Passage shown.
+--

Haha. "Oh look, a new interactive toy!" If he got his way, that would surely undo all your effort to clean up his cage. Sometimes they appear to like chasing things. When I put a new toy in Felicity's cage, it was a folded up box that was easy to pass from hand to hand, and while I did that, she was chasing it as it was passed from one part of the cage to another.


----------



## RavenousDragon (Sep 29, 2016)

One of my rabbits gets so angry if we wipe or scrub anything with a rag. She will growl and attack it. But we do the same motions with our hands and she's fine with it and demands cuddles. It's so funny. She had a pretty rough past (her previous owner is now in jail for 111 counts of animal cruelty- thankfully), so it might stem from that. But she hates it when we clean her cage for that reason.


----------



## Capri (Sep 30, 2016)

The differences in various things that rabbits can recognize and learn to associate with good or bad is amazing, especially when people who don't know much of anything about rabbits just think bunnies are - well - perpetual scaredycats, or unresponsive, or "not very smart" or "boring". And I've seen people online talk about rabbits that way. Even a few call rabbits "nothing but vermin". *smh*

Felicity got her playpen yesterday. We're going to have a lot of fun in there. For now, she's quietly, curiously exploring, but it will be exciting when she gets more familiar and does binkies in there.


----------

+--

Source material.
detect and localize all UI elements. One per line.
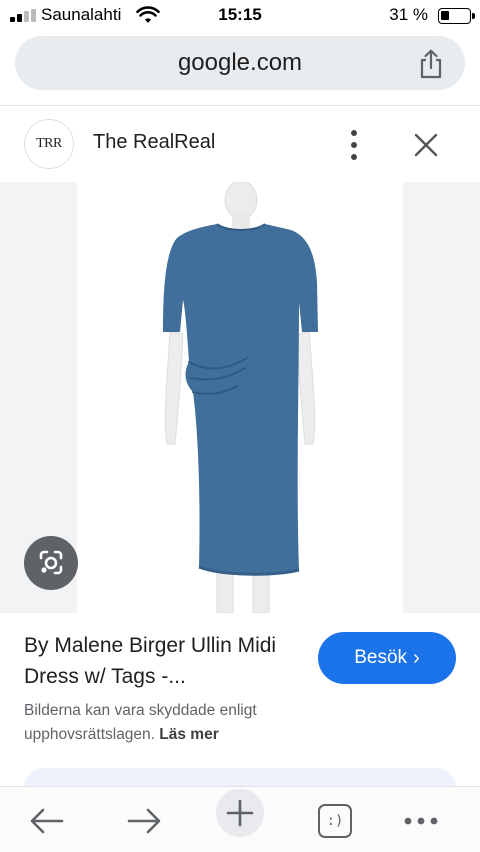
source-header: TRR The RealReal: [0, 108, 480, 182]
learn-more-link[interactable]: Läs mer: [159, 726, 218, 743]
visit-label: Besök: [354, 647, 408, 668]
back-button[interactable]: [27, 801, 67, 841]
dress-on-mannequin-illustration: [163, 180, 318, 614]
address-bar[interactable]: google.com: [15, 36, 465, 90]
product-image[interactable]: [77, 180, 403, 614]
chevron-right-icon: ›: [413, 646, 420, 669]
plus-icon: [226, 799, 254, 827]
battery-icon: [438, 8, 475, 24]
result-title[interactable]: By Malene Birger Ullin Midi Dress w/ Tag…: [24, 630, 304, 692]
url-text[interactable]: google.com: [15, 49, 465, 77]
forward-button[interactable]: [124, 801, 164, 841]
more-vert-icon[interactable]: [347, 130, 361, 160]
menu-button[interactable]: [401, 801, 441, 841]
tabs-icon: :): [318, 804, 352, 838]
source-name[interactable]: The RealReal: [93, 131, 215, 154]
tabs-button[interactable]: :): [315, 801, 355, 841]
new-tab-button[interactable]: [216, 789, 264, 837]
lens-button[interactable]: [24, 536, 78, 590]
lens-icon: [39, 550, 63, 575]
divider: [0, 105, 480, 106]
more-horiz-icon: [404, 817, 438, 825]
forward-icon: [127, 808, 161, 834]
back-icon: [30, 808, 64, 834]
copyright-notice: Bilderna kan vara skyddade enligt upphov…: [24, 702, 257, 743]
battery-percent: 31 %: [389, 5, 428, 24]
status-bar: Saunalahti 15:15 31 %: [0, 0, 480, 32]
close-icon[interactable]: [410, 129, 442, 161]
share-icon[interactable]: [417, 49, 445, 79]
bottom-toolbar: :): [0, 786, 480, 852]
visit-button[interactable]: Besök ›: [318, 632, 456, 684]
site-logo[interactable]: TRR: [24, 119, 74, 169]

+--

Requests.
1. Reproduce the rabbit thread between "The differences in" and "binkies in there.", inclusive.
2. Format only the records between the lines holding "source-header: TRR The" and "battery-icon: [438, 8, 475, 24]", inclusive, as a JSON list of strings with one string per line, omitting blank lines.
The rabbit thread and the records come from unrelated sources.

Replies.
1.
The differences in various things that rabbits can recognize and learn to associate with good or bad is amazing, especially when people who don't know much of anything about rabbits just think bunnies are - well - perpetual scaredycats, or unresponsive, or "not very smart" or "boring". And I've seen people online talk about rabbits that way. Even a few call rabbits "nothing but vermin". *smh*

Felicity got her playpen yesterday. We're going to have a lot of fun in there. For now, she's quietly, curiously exploring, but it will be exciting when she gets more familiar and does binkies in there.

2.
[
  "source-header: TRR The RealReal: [0, 108, 480, 182]",
  "learn-more-link[interactable]: Läs mer: [159, 726, 218, 743]",
  "visit-label: Besök: [354, 647, 408, 668]",
  "back-button[interactable]: [27, 801, 67, 841]",
  "dress-on-mannequin-illustration: [163, 180, 318, 614]",
  "address-bar[interactable]: google.com: [15, 36, 465, 90]",
  "product-image[interactable]: [77, 180, 403, 614]",
  "chevron-right-icon: ›: [413, 646, 420, 669]",
  "plus-icon: [226, 799, 254, 827]",
  "battery-icon: [438, 8, 475, 24]"
]